Copy each line that contains the word "Massive".

__DATA SUPPLIED__:
--- begin ---
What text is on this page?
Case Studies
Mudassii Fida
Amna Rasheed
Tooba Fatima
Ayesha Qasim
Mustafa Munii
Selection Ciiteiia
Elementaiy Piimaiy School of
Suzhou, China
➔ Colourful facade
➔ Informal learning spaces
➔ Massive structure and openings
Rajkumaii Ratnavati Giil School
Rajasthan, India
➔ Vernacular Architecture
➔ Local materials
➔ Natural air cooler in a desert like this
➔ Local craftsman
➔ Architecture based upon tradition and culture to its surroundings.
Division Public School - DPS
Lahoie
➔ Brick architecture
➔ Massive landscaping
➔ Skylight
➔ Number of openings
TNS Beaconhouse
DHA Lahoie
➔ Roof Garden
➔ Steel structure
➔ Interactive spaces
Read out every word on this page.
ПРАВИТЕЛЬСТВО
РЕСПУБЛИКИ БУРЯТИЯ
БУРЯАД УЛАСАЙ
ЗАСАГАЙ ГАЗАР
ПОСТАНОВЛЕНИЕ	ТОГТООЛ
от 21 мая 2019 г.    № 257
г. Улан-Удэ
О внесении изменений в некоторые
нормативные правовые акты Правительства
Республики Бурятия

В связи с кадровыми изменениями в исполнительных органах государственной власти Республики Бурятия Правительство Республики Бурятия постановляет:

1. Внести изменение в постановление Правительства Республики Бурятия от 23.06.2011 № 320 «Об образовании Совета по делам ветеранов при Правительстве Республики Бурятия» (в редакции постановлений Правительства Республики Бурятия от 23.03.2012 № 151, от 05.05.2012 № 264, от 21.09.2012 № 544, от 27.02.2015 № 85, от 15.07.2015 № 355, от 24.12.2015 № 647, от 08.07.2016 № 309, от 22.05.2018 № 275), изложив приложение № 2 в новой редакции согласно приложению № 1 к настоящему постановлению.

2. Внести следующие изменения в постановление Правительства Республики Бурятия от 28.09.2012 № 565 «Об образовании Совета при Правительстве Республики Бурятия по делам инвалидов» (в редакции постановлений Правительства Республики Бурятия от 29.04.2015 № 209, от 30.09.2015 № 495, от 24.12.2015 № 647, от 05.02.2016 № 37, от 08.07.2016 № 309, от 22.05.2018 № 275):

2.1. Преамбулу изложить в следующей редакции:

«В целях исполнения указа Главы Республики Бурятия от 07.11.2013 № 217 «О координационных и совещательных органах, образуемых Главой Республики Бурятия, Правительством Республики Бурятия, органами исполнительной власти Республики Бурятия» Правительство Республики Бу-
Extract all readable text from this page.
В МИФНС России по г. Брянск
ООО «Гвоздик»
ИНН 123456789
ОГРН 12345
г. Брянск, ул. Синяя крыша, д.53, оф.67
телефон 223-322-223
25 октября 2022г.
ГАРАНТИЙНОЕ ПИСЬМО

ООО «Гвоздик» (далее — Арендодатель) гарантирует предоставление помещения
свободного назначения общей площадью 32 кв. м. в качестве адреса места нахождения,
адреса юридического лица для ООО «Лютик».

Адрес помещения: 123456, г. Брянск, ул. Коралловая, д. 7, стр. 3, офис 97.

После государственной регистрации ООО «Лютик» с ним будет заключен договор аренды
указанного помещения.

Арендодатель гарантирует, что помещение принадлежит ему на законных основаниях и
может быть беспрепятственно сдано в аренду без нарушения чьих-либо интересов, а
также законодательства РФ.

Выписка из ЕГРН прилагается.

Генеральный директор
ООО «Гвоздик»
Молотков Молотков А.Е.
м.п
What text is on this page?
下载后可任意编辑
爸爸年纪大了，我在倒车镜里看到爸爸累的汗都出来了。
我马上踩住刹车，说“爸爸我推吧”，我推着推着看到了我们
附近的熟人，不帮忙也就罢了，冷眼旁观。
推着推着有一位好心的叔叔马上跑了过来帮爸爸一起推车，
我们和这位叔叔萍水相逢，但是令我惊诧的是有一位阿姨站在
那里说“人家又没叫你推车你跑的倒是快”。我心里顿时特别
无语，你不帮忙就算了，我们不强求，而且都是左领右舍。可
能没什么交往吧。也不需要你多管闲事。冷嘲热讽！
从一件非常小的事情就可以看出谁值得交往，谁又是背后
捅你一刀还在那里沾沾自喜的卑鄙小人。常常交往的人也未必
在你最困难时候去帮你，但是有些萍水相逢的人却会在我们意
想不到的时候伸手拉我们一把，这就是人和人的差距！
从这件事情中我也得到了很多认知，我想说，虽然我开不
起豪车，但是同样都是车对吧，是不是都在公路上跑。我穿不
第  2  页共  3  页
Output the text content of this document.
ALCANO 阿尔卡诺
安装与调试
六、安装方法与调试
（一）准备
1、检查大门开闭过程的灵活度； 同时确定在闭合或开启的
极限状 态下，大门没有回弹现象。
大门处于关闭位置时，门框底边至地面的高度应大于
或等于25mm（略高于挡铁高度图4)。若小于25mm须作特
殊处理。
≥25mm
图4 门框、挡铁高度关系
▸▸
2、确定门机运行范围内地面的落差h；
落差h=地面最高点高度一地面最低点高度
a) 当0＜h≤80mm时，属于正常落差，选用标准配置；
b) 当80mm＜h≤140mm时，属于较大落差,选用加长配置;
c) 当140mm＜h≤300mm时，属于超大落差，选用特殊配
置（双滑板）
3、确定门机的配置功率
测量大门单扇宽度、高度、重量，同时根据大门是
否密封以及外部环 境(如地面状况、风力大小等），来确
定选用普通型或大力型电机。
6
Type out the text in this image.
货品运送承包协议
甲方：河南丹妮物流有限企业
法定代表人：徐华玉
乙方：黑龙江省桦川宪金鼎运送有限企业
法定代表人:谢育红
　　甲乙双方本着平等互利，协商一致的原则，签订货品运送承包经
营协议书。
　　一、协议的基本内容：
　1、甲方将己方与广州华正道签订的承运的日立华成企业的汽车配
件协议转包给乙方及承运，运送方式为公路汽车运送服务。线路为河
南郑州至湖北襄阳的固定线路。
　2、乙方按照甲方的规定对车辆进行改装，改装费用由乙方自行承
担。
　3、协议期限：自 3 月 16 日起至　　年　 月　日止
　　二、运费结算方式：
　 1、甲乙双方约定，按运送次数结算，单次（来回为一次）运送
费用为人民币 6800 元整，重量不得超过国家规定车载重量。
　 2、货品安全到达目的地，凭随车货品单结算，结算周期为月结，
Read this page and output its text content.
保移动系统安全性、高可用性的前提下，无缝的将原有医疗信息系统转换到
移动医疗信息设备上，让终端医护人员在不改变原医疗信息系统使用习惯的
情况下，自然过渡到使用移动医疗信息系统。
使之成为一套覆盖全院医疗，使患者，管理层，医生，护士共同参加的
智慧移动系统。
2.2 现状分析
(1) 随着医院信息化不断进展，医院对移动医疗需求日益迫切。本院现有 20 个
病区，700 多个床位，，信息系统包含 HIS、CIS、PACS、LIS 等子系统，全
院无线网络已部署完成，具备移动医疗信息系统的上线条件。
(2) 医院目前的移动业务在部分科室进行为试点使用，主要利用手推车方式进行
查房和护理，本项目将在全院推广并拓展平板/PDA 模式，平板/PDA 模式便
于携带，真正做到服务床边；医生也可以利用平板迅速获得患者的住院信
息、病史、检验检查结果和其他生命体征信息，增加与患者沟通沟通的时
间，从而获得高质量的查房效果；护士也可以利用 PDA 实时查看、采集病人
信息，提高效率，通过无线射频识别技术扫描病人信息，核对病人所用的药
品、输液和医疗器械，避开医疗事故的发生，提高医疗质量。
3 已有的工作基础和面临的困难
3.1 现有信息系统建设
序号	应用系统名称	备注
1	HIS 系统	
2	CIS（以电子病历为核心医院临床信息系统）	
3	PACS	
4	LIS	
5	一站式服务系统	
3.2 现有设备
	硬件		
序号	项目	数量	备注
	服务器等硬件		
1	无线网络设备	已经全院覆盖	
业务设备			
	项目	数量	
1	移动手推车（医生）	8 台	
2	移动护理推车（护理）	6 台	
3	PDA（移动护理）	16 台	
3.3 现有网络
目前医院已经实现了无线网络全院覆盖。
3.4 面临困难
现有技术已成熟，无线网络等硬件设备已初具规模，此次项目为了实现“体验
--- end ---
__EXERCISE RESPONSE__:
➔ Massive structure and openings
➔ Massive landscaping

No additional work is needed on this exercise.